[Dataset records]
+-------+
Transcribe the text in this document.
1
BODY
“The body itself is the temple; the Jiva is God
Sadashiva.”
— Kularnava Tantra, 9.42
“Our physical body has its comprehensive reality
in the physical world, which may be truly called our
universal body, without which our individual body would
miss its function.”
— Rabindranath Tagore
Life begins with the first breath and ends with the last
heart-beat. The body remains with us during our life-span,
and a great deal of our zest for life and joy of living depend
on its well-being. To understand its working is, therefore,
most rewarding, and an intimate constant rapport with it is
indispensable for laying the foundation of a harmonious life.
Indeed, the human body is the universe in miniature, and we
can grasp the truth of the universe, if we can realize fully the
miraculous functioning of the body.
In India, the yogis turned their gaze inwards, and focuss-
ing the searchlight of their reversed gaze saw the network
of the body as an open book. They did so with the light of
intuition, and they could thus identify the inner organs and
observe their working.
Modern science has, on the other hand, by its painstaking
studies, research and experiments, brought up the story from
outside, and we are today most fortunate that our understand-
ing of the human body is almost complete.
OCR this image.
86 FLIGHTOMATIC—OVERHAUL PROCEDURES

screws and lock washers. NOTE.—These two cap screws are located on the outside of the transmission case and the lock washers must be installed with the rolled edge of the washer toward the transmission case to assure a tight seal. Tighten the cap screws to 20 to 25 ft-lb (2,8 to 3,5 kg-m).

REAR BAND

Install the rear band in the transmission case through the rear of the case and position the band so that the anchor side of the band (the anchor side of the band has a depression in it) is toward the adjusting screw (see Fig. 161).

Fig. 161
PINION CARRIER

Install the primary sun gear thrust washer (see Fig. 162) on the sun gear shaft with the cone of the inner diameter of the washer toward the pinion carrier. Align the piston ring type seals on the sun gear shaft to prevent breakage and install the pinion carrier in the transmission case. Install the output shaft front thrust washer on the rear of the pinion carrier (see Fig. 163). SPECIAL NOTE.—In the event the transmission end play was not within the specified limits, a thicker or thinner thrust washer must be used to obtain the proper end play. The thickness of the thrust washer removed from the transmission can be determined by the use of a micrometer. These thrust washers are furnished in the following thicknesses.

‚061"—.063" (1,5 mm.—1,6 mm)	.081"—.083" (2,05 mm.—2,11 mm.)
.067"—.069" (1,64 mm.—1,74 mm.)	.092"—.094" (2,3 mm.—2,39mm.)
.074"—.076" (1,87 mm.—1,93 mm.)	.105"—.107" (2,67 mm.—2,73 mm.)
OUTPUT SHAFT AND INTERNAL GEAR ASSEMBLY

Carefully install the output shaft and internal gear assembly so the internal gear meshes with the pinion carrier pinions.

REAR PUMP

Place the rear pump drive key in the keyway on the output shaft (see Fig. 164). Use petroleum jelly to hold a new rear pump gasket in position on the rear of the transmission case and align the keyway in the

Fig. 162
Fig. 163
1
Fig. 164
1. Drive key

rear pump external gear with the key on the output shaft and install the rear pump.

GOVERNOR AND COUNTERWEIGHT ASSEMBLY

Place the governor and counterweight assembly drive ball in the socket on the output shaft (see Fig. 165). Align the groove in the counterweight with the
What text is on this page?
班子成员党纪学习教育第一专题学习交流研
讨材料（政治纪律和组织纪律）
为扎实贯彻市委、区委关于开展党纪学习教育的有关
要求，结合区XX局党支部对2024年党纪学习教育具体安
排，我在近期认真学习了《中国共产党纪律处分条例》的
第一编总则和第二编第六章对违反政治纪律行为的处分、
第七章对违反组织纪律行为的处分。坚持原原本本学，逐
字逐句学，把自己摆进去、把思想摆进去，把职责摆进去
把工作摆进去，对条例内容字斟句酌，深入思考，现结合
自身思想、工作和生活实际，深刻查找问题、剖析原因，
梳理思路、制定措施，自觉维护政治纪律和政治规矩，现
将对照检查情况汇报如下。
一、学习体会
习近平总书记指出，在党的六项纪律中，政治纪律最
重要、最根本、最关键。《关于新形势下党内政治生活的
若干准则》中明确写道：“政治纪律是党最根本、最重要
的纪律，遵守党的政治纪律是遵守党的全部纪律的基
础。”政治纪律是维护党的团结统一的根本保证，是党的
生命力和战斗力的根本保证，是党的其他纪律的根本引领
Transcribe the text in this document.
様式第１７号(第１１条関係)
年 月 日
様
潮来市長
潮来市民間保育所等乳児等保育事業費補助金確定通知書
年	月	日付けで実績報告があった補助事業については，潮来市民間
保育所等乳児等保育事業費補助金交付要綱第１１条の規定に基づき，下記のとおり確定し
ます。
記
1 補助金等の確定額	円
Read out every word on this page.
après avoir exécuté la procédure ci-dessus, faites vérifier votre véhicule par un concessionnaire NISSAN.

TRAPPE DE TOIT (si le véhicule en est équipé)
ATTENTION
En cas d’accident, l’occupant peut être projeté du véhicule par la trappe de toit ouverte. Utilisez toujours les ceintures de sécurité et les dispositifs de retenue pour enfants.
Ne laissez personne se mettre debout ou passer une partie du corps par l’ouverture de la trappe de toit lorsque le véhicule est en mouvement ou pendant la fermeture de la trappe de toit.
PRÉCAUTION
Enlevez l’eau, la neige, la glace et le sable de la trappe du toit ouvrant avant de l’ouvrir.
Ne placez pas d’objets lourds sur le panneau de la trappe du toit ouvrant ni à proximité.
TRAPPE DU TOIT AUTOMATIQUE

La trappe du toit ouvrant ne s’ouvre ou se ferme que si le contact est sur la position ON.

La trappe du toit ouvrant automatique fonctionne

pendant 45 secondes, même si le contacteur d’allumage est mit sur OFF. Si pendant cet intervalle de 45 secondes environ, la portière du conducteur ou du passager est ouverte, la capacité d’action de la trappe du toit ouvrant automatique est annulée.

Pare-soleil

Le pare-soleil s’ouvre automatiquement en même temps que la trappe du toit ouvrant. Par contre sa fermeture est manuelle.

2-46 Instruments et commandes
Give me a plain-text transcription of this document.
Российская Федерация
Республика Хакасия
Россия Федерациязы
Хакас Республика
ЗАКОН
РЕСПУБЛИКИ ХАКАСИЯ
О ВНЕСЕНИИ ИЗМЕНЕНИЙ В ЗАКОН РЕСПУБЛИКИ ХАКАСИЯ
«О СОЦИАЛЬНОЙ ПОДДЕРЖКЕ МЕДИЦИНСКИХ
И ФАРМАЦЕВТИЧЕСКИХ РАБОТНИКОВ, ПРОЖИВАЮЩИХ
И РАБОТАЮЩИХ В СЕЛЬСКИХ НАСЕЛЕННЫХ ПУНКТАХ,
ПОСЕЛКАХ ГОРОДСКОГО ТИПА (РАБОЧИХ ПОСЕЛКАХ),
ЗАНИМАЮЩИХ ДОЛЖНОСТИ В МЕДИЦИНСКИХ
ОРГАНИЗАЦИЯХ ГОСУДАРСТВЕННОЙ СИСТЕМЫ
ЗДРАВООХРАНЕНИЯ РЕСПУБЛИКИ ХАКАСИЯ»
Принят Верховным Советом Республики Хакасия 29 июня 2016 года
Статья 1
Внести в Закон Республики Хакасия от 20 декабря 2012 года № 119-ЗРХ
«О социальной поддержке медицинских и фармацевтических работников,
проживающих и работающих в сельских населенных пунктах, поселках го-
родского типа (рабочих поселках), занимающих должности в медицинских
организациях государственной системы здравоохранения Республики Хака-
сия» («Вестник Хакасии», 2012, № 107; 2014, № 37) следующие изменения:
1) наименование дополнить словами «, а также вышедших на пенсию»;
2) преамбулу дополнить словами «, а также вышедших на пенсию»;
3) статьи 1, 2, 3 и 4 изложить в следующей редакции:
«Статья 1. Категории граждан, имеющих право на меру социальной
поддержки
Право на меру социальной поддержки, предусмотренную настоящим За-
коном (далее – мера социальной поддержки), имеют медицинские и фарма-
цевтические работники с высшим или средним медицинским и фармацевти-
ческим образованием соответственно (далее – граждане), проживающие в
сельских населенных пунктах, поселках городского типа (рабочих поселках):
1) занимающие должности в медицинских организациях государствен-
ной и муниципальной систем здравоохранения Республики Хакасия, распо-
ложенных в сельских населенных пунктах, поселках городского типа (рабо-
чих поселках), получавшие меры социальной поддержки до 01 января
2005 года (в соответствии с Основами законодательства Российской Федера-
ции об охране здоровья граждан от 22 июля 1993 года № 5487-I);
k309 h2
+-------+
__Set task__. Provide the number of lines in the entries that include "вышедших", and no other text.

__Response to the task__. 2